**Dataset excerpts**
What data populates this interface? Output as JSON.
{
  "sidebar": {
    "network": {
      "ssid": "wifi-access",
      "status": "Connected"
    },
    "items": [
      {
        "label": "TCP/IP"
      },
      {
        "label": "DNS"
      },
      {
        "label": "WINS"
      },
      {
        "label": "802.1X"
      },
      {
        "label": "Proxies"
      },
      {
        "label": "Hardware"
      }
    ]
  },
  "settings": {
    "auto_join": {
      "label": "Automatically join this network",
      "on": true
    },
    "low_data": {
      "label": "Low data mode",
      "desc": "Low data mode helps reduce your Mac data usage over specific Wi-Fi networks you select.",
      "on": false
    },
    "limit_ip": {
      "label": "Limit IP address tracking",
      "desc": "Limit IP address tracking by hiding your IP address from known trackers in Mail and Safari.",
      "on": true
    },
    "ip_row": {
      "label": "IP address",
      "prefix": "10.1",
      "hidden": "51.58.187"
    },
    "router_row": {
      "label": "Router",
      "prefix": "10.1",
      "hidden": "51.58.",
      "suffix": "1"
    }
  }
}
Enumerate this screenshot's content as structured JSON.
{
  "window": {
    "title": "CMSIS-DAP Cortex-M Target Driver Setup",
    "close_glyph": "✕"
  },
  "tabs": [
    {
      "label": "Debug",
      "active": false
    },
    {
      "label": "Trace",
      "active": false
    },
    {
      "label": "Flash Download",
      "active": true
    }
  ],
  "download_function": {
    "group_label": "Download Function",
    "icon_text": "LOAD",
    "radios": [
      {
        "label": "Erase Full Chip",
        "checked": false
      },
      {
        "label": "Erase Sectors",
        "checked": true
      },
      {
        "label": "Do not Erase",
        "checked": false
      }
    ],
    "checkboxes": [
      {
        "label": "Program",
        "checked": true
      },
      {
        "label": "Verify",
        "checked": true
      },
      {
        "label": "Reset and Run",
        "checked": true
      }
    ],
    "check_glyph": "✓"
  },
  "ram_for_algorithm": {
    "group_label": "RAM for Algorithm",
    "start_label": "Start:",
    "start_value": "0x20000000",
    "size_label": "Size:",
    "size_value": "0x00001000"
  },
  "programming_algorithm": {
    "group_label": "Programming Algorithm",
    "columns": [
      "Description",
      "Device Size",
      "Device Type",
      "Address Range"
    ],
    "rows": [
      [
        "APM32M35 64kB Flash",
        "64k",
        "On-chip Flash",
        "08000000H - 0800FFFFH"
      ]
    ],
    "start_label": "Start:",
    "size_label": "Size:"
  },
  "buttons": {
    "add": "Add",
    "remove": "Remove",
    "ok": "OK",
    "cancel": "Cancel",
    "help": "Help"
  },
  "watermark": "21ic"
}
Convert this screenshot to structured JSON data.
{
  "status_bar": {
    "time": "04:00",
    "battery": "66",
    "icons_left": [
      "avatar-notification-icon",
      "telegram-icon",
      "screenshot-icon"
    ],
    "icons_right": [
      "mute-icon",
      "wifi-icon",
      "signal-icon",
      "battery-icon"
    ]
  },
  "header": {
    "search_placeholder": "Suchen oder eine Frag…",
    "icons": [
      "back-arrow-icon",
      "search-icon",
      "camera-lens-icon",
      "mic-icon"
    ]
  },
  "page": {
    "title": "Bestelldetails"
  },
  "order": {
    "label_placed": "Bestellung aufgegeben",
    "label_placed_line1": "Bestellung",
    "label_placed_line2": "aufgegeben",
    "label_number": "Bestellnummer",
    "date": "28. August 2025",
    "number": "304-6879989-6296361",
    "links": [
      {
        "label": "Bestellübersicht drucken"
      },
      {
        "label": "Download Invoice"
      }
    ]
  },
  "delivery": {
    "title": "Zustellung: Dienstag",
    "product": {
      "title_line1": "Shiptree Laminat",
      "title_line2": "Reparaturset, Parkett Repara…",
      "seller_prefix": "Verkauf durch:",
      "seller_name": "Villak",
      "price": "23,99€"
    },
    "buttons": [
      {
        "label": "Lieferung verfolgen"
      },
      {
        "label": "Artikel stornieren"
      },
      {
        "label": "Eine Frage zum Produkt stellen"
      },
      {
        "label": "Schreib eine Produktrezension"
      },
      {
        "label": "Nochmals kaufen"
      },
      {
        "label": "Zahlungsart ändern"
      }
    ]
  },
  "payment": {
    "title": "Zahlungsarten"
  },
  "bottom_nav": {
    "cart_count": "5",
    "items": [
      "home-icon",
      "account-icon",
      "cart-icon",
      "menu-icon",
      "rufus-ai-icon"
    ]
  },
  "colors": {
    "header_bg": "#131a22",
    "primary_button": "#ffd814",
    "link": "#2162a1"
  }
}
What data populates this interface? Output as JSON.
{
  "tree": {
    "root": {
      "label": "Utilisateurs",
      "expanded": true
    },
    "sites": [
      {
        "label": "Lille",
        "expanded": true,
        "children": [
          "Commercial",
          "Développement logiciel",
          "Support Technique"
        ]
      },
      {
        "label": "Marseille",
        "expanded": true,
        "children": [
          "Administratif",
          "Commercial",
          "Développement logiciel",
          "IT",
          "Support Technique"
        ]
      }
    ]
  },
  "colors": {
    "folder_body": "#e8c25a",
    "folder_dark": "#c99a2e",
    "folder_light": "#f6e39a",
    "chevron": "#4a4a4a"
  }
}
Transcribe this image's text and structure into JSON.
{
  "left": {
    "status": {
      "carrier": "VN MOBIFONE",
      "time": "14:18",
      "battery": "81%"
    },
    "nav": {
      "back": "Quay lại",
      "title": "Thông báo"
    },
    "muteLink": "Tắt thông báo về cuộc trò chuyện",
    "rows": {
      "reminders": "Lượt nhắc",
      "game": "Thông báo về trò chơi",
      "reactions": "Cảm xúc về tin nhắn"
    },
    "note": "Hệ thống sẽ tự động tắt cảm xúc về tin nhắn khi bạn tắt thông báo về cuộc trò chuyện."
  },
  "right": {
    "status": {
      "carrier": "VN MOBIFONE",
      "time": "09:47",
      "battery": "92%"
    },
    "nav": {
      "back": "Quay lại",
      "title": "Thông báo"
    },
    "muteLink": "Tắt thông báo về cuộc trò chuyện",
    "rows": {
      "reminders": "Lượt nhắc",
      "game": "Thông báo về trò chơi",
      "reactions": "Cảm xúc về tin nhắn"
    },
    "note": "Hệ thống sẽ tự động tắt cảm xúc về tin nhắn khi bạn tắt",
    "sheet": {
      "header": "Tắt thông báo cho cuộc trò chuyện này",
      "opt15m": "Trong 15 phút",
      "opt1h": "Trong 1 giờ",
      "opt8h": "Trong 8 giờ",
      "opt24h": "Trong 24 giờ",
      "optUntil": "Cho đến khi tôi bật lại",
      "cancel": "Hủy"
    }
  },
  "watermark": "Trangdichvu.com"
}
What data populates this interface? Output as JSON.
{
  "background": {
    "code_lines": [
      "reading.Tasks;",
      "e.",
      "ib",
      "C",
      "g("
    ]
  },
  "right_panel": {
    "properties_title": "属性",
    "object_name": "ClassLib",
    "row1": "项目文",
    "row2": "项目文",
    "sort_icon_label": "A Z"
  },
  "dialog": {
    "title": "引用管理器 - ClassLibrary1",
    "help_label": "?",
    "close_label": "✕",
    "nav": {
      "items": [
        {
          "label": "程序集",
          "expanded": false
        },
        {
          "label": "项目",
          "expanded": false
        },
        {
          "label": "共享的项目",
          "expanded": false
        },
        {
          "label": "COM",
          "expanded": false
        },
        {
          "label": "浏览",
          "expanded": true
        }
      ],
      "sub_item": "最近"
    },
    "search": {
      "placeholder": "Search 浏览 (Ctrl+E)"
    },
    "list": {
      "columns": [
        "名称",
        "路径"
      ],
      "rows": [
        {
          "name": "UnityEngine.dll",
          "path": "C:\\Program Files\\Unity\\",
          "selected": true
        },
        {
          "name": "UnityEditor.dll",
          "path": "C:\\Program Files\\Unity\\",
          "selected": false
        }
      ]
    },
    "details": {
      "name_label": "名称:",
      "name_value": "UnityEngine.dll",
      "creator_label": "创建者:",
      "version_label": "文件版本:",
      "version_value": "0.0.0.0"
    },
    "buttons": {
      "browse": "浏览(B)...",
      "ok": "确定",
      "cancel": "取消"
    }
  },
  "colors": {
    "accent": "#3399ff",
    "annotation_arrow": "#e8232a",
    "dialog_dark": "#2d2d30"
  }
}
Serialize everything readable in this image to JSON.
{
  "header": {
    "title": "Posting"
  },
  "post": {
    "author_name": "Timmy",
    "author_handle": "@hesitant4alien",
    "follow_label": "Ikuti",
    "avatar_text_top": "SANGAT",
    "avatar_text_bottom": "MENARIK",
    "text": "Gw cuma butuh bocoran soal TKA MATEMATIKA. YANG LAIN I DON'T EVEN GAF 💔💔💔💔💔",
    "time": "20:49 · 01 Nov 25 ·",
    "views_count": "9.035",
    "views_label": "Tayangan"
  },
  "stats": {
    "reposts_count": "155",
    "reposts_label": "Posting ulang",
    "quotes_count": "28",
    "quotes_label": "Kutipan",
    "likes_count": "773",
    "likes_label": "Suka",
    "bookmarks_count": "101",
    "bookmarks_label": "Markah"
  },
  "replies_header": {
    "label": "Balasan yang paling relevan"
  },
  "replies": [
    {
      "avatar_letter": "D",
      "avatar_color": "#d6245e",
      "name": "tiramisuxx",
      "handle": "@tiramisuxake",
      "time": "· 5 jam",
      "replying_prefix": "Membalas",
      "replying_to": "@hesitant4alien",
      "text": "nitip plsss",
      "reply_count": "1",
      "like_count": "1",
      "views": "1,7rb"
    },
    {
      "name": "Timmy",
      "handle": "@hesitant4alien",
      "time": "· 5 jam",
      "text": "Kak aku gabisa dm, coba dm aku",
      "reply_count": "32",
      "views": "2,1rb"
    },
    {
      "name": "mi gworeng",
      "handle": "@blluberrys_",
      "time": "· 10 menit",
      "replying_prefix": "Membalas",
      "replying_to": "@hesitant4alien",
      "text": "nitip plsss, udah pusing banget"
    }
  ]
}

**AIM OF THE TASK**
Check every line of the data, and copy the ones that contain "Flash".

**ANSWER TO THE EXERCISE**
      "label": "Flash Download",
        "APM32M35 64kB Flash",
        "On-chip Flash",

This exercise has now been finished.